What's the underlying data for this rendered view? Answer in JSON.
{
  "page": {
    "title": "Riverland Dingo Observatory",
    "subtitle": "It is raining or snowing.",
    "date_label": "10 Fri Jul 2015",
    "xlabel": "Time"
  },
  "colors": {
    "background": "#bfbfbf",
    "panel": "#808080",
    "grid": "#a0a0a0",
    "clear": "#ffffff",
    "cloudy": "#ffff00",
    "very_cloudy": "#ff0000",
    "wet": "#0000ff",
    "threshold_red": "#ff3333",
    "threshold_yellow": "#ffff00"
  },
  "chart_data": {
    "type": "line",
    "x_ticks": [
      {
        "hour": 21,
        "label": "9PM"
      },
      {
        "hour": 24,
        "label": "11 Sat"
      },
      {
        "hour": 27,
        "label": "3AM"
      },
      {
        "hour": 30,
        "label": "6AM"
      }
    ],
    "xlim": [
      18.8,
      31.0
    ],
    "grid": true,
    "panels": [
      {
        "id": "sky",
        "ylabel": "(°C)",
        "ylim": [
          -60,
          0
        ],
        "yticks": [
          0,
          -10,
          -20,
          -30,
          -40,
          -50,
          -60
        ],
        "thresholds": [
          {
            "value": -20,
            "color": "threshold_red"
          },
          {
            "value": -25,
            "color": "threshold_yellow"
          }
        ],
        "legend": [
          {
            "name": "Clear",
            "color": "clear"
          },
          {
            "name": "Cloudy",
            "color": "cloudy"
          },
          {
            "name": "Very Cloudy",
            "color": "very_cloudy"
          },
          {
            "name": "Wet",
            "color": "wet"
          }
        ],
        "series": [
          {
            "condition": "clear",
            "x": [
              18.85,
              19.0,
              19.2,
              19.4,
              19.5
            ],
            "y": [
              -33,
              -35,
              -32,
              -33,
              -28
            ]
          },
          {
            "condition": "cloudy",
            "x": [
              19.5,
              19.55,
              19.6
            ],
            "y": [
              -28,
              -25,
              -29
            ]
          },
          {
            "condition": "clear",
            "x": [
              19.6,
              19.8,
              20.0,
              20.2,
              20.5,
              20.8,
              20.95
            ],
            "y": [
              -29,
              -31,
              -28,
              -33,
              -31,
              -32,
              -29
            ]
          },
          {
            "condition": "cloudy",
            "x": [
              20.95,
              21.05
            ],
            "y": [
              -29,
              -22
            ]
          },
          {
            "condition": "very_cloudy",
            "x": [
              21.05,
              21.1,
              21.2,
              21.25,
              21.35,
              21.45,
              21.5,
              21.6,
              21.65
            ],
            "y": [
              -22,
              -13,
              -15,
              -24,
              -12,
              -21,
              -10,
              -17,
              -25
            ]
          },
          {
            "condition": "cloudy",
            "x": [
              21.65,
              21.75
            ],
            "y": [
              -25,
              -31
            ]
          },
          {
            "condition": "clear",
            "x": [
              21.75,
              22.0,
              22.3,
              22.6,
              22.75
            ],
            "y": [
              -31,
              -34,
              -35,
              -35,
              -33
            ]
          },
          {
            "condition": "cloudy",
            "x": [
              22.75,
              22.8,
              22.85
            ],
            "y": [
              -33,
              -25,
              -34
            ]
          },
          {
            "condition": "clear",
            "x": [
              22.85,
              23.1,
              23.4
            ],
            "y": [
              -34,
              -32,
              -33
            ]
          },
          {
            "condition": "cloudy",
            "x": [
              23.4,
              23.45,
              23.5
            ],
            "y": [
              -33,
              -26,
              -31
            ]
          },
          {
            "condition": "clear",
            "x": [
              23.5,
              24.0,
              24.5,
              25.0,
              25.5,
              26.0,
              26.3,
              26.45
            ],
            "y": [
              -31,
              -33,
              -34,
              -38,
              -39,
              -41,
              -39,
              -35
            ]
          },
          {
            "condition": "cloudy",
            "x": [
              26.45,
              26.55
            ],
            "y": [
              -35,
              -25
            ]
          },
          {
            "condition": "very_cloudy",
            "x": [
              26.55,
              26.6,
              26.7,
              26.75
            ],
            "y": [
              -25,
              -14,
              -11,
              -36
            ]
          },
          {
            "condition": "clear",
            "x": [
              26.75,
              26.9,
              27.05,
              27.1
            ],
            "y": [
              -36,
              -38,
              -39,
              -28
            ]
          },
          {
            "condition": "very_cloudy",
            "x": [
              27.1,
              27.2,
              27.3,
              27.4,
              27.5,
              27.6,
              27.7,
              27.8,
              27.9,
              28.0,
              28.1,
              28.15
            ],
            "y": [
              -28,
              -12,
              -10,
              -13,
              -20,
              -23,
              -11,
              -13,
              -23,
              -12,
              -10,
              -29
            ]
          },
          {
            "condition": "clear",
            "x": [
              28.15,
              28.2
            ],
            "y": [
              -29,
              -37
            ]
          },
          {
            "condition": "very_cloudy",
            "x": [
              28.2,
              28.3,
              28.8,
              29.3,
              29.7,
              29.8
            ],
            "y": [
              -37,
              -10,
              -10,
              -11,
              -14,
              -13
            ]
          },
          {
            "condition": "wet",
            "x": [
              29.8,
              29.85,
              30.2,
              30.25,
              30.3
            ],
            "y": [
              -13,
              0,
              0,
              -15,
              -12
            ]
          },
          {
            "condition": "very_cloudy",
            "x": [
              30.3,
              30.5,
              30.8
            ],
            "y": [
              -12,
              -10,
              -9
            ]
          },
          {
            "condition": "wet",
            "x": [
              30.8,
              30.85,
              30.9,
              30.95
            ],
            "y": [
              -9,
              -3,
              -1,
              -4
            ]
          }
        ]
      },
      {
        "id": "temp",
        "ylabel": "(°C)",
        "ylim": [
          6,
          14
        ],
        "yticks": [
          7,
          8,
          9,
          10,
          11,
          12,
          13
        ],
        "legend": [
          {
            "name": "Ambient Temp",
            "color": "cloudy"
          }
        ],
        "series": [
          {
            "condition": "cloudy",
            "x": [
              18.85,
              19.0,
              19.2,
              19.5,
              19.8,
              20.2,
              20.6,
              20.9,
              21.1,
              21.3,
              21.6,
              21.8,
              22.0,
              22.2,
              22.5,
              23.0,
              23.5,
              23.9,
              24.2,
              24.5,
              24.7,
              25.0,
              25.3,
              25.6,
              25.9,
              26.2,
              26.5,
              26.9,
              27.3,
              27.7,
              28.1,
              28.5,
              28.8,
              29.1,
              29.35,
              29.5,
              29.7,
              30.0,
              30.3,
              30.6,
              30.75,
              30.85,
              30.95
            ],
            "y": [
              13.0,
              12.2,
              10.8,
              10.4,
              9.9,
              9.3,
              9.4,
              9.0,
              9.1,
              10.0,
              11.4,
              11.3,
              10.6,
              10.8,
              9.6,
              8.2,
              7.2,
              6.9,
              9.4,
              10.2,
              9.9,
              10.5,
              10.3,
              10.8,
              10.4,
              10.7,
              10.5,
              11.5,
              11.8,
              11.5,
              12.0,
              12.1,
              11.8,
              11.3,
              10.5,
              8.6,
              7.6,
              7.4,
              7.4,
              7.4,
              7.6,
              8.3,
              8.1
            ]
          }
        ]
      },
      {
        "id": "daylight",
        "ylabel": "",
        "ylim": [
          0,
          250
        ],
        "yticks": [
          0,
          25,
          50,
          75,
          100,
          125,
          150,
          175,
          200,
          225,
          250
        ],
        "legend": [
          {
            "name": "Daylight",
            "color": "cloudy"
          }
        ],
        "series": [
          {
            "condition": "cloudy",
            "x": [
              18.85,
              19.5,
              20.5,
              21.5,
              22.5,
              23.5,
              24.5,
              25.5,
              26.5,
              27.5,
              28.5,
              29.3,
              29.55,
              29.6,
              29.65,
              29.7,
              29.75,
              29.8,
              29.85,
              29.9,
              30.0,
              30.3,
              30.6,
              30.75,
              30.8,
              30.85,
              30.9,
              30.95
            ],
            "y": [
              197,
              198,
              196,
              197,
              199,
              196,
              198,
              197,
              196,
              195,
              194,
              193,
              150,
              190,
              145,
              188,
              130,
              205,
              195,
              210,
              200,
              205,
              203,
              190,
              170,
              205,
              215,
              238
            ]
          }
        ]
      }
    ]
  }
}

────────

* What you should do: Tally up the lines in the records containing the word "name", then give the count and nothing else.

* Result for this exercise: 6